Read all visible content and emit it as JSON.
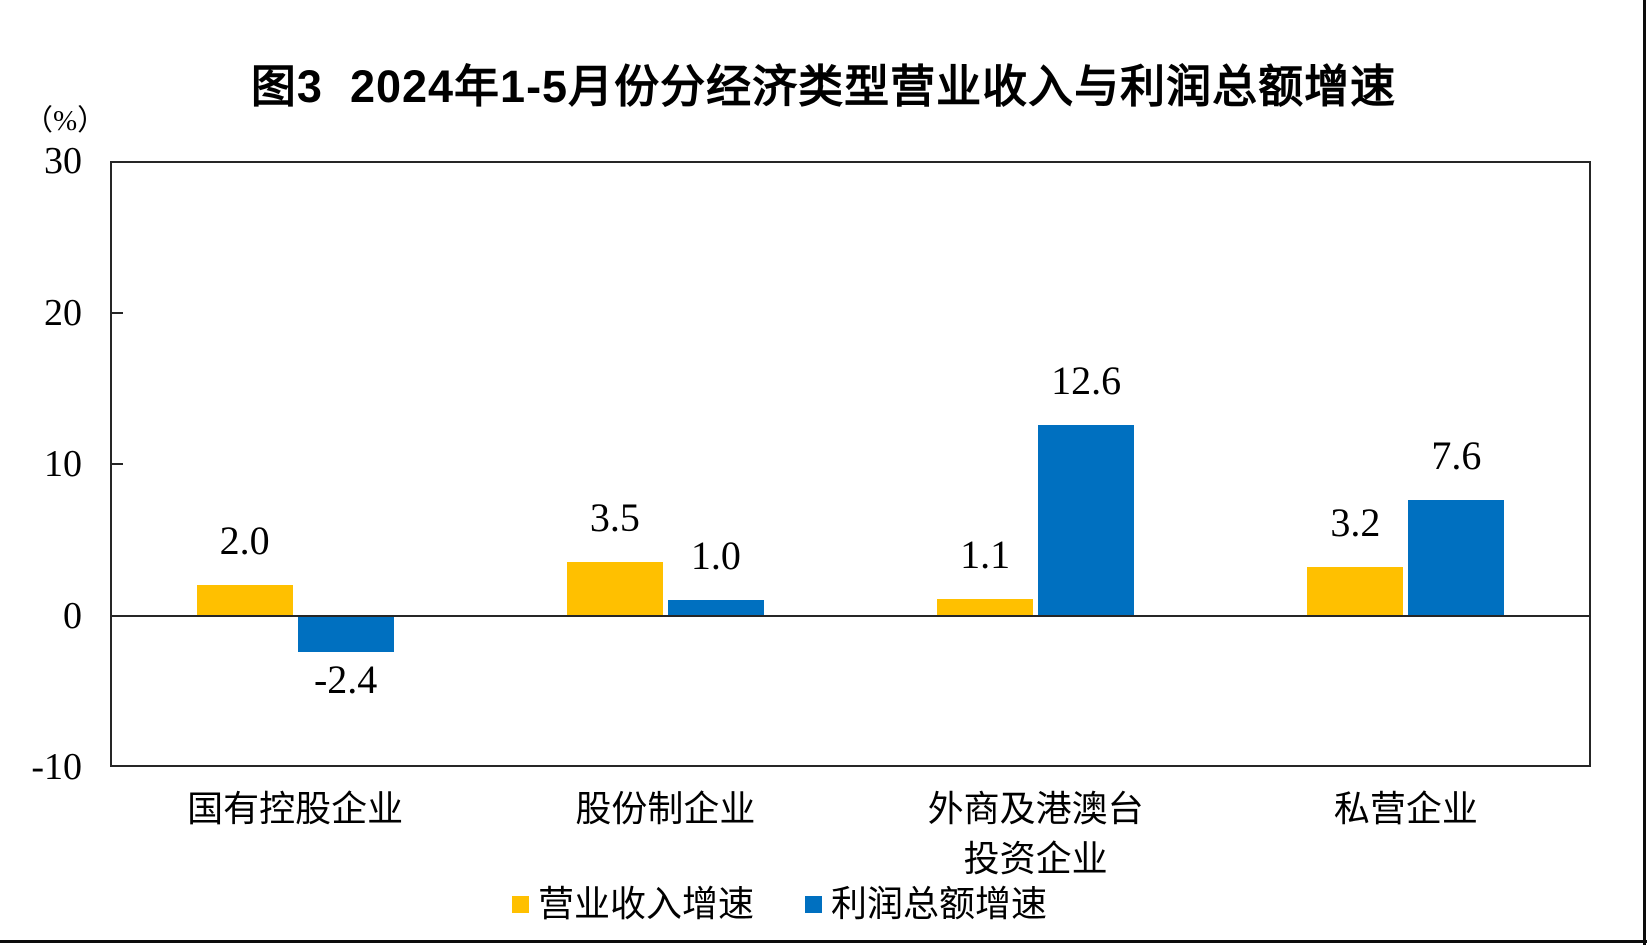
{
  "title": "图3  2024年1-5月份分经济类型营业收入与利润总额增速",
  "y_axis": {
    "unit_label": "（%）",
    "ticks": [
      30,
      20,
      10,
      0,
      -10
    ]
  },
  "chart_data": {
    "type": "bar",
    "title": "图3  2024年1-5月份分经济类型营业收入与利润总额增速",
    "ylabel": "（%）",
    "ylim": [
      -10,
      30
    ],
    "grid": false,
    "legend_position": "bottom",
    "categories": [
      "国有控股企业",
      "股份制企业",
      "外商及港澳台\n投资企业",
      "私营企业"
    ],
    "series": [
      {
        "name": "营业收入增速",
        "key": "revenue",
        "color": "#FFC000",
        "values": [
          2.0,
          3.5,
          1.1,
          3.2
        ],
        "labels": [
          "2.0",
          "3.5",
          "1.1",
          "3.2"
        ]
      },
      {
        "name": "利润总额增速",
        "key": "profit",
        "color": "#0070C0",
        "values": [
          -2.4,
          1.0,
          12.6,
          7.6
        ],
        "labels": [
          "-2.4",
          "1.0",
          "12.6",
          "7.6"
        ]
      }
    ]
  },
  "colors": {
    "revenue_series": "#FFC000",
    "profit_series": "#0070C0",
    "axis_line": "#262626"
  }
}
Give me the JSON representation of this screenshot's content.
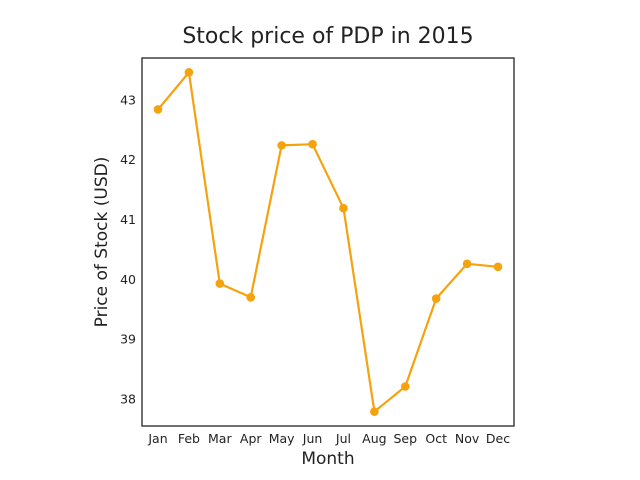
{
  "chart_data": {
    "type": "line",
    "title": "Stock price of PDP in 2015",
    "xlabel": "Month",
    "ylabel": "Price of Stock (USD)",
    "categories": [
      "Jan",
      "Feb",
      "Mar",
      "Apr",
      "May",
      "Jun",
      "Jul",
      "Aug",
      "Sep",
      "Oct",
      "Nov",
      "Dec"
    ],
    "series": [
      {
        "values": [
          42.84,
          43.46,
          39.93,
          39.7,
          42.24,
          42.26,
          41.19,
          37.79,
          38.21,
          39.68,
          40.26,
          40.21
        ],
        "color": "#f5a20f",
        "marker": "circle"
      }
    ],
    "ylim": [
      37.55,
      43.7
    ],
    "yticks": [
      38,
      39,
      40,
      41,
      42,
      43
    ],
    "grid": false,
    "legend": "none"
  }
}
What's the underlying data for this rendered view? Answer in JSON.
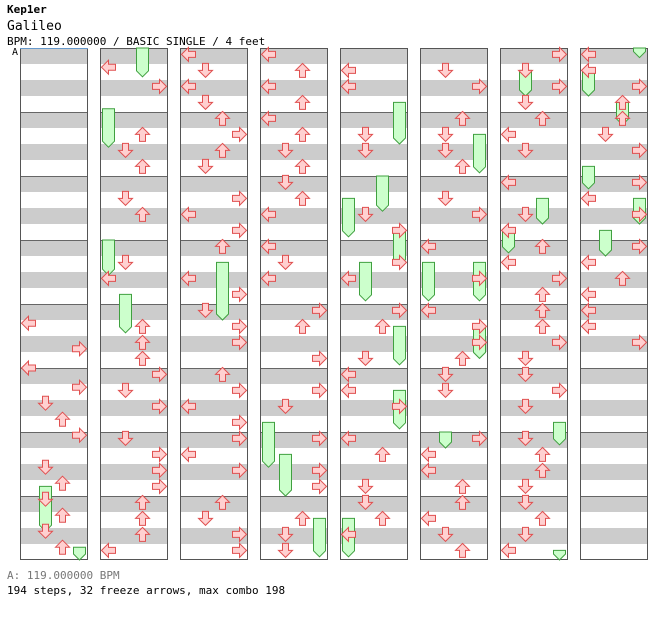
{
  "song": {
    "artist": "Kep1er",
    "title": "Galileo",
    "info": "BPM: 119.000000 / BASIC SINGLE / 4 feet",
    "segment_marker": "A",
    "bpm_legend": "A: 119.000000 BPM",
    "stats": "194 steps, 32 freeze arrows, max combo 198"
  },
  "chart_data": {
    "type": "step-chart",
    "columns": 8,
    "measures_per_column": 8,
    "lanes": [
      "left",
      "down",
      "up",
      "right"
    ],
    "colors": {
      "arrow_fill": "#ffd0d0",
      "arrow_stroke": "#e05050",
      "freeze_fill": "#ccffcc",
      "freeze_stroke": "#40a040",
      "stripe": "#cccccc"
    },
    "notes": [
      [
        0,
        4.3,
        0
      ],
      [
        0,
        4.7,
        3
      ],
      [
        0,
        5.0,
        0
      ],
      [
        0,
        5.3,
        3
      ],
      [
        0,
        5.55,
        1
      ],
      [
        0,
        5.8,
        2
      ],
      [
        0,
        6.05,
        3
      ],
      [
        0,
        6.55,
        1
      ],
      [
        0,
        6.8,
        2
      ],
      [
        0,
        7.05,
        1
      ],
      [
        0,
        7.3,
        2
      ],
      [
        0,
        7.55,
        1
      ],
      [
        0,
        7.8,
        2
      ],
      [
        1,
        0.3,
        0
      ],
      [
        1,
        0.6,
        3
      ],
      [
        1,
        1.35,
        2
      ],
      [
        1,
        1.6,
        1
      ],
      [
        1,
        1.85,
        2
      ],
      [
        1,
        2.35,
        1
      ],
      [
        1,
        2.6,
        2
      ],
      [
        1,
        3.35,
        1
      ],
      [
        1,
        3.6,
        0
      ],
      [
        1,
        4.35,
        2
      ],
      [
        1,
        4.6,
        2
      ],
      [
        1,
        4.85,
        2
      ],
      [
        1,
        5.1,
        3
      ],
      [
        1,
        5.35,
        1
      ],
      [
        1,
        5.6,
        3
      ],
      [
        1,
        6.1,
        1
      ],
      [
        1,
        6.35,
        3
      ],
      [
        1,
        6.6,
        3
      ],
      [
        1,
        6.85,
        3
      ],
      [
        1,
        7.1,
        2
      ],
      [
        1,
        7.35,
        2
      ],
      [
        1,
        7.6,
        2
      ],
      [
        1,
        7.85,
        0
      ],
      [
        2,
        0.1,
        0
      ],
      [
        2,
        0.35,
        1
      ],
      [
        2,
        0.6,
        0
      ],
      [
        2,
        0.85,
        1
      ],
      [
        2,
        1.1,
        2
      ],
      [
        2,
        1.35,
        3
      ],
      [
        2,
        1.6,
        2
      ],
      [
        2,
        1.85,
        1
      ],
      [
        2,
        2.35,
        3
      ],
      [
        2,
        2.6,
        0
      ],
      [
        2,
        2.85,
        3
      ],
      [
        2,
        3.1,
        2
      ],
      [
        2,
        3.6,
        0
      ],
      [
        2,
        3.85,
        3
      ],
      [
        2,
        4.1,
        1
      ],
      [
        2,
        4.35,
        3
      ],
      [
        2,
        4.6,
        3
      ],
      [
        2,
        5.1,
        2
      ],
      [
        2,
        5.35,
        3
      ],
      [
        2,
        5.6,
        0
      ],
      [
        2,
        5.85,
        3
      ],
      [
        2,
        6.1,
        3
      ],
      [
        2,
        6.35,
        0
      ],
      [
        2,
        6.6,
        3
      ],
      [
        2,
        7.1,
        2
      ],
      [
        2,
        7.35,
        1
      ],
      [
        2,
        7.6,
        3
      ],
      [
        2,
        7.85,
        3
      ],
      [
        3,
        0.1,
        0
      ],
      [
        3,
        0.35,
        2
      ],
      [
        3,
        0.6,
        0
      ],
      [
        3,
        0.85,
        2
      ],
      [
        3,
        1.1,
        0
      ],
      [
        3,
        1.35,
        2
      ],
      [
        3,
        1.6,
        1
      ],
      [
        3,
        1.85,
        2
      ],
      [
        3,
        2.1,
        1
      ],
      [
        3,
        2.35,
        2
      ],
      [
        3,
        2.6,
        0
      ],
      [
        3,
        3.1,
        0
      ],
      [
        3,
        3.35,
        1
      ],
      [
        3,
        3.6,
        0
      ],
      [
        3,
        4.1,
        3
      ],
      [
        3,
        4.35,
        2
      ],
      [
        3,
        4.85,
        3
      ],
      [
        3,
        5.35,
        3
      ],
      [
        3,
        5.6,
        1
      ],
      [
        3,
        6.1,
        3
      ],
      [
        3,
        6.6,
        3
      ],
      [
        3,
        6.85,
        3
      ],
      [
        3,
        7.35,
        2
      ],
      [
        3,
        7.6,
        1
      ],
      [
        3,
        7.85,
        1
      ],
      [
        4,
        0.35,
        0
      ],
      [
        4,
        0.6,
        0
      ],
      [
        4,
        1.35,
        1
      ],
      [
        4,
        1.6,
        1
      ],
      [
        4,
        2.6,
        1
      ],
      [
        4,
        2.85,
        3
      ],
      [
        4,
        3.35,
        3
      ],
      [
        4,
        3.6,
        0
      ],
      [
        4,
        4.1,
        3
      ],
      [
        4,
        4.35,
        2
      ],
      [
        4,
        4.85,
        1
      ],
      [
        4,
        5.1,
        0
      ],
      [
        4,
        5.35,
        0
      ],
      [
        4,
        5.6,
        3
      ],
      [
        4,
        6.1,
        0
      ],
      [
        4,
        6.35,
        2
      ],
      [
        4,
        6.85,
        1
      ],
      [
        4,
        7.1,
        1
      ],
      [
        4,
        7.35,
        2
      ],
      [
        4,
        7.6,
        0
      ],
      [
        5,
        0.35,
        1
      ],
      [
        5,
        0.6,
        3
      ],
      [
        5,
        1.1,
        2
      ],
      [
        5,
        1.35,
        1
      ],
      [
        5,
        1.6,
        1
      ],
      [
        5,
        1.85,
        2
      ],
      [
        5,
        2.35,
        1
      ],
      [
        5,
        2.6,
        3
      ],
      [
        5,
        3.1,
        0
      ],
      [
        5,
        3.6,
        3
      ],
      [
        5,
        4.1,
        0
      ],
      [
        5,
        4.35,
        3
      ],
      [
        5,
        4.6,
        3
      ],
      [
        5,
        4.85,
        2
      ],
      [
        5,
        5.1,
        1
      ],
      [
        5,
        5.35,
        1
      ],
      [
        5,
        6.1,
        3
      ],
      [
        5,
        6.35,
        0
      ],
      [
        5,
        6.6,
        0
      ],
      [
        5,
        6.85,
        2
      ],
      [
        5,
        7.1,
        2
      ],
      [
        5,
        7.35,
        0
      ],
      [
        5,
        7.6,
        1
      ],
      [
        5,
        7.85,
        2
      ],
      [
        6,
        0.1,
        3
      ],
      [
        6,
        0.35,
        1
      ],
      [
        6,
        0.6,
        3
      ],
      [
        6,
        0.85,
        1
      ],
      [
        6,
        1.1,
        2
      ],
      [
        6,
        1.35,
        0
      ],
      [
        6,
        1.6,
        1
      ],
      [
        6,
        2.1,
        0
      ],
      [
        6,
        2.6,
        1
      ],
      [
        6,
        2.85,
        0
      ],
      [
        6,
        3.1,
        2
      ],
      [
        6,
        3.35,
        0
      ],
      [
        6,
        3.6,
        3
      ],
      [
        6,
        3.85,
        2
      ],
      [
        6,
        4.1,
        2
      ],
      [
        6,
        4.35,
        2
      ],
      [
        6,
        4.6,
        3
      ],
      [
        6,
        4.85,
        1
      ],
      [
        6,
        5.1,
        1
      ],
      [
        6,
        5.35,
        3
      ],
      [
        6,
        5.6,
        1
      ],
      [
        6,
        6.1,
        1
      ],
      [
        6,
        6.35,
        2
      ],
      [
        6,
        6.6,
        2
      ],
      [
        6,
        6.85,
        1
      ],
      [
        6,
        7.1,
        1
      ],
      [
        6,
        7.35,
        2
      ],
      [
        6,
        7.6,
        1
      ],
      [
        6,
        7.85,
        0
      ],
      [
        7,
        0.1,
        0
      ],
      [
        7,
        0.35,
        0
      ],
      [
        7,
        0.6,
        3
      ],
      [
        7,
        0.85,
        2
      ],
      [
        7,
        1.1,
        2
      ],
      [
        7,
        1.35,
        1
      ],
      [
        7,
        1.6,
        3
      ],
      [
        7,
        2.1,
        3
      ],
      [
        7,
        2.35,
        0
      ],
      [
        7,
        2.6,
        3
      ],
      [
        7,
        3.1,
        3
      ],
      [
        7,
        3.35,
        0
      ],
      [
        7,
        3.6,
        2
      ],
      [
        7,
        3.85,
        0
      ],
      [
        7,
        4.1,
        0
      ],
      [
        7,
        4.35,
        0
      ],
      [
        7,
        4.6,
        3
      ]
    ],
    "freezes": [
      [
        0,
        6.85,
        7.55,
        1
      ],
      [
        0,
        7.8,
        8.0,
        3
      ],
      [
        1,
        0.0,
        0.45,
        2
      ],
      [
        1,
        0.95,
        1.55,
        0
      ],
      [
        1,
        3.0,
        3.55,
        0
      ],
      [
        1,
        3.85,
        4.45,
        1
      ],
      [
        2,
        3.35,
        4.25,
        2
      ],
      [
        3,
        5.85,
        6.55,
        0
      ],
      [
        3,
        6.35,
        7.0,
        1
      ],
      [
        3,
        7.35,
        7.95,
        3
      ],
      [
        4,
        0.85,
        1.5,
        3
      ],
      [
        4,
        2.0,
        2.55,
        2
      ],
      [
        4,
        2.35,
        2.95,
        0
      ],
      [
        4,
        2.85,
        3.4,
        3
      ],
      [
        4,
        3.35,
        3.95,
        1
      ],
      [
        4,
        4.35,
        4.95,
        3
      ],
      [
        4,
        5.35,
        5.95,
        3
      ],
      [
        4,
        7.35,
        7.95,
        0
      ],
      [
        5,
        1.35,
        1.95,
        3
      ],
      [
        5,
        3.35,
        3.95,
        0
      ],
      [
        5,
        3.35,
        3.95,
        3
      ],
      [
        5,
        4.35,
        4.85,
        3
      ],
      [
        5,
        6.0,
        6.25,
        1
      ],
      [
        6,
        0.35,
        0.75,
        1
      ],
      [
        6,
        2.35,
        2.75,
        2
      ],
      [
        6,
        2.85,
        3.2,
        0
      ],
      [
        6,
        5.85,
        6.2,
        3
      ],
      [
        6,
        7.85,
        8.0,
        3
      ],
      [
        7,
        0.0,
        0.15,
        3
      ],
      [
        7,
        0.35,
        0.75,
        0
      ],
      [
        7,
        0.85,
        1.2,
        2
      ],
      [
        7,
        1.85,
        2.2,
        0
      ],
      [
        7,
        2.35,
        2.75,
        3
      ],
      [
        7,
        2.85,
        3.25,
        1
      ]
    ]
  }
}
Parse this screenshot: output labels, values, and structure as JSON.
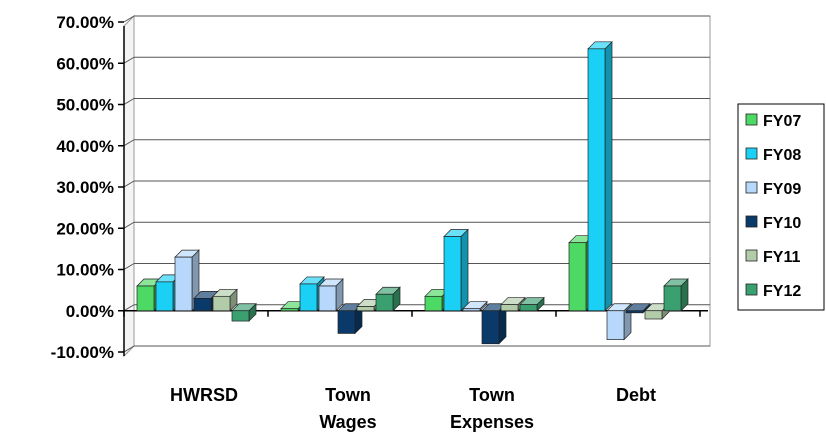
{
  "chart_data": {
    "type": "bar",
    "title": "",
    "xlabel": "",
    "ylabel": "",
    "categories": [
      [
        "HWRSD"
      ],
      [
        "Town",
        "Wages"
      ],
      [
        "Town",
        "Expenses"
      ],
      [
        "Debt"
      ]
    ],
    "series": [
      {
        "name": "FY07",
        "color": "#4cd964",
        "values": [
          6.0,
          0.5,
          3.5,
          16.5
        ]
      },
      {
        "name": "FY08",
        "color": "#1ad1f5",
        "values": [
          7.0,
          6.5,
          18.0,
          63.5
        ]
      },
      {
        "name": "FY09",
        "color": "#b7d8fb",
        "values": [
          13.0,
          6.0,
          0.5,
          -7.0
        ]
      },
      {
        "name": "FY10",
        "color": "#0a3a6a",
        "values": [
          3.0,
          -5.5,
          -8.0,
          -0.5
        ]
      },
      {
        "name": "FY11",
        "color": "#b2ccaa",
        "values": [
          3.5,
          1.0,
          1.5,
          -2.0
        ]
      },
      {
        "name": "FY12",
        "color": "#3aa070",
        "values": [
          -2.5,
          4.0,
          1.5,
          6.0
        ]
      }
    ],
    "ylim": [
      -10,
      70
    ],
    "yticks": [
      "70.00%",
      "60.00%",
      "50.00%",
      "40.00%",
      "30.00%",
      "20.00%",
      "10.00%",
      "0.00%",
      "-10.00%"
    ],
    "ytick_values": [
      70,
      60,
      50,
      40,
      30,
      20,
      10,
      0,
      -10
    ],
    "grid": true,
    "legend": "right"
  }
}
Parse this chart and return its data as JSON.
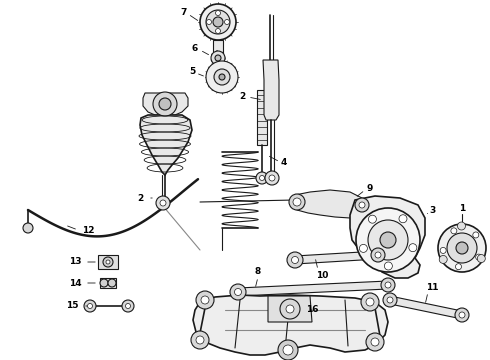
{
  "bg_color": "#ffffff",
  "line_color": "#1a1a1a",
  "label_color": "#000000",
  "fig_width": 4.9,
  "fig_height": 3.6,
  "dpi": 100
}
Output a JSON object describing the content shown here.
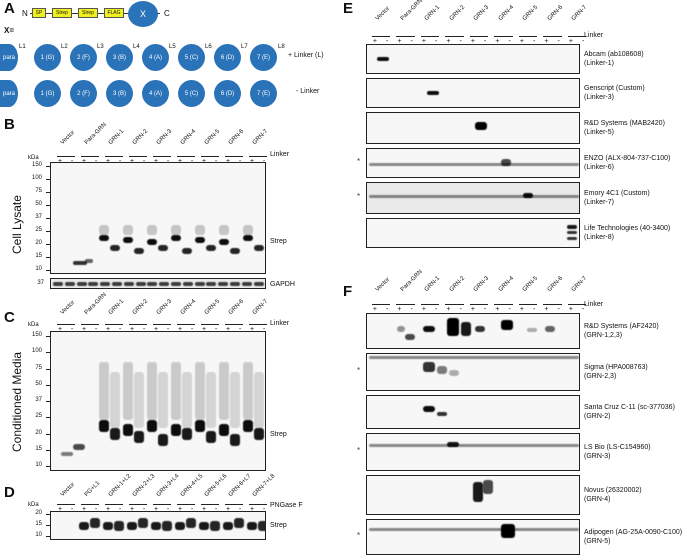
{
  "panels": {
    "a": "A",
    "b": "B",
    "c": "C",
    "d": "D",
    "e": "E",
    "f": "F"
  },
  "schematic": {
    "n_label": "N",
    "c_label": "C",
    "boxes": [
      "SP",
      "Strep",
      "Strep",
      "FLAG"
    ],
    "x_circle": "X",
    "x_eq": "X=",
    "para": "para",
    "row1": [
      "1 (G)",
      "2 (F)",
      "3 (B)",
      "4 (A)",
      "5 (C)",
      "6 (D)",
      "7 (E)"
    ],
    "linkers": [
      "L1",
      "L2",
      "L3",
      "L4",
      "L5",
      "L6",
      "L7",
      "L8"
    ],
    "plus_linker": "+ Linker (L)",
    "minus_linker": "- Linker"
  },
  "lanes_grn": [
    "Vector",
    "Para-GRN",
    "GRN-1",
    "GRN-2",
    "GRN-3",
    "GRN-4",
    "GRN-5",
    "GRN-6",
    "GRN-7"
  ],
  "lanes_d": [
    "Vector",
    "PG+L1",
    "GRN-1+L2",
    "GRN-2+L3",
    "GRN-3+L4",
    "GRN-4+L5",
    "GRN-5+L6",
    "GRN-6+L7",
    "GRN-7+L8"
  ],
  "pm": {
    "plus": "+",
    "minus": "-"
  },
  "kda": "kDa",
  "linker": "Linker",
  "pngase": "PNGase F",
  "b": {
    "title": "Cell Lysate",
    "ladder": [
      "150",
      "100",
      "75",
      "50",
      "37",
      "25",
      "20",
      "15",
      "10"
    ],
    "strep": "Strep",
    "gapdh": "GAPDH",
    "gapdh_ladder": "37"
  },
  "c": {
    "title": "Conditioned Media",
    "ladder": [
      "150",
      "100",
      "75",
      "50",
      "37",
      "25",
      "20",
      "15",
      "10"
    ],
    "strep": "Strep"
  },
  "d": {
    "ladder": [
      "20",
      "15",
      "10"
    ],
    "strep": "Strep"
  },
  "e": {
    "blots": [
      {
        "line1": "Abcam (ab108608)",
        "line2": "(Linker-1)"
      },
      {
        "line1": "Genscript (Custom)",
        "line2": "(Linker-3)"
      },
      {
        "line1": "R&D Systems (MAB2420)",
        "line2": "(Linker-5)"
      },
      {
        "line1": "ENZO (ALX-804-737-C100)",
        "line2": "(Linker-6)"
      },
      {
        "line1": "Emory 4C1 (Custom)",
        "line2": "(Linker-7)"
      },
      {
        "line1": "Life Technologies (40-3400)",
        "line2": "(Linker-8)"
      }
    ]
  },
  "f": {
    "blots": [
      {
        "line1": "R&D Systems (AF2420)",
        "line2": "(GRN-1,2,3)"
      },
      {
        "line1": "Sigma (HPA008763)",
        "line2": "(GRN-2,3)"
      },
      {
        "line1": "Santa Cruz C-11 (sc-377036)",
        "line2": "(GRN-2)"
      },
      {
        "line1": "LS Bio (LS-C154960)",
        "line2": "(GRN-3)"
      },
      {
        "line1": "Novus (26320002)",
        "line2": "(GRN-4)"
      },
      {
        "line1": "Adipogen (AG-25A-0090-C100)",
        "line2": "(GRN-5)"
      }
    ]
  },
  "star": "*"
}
◇ ◇ ◇
_Goal of the exercise_. From the listing, tally every line with the word "name" in it and give only the tally.

_Written response_. 8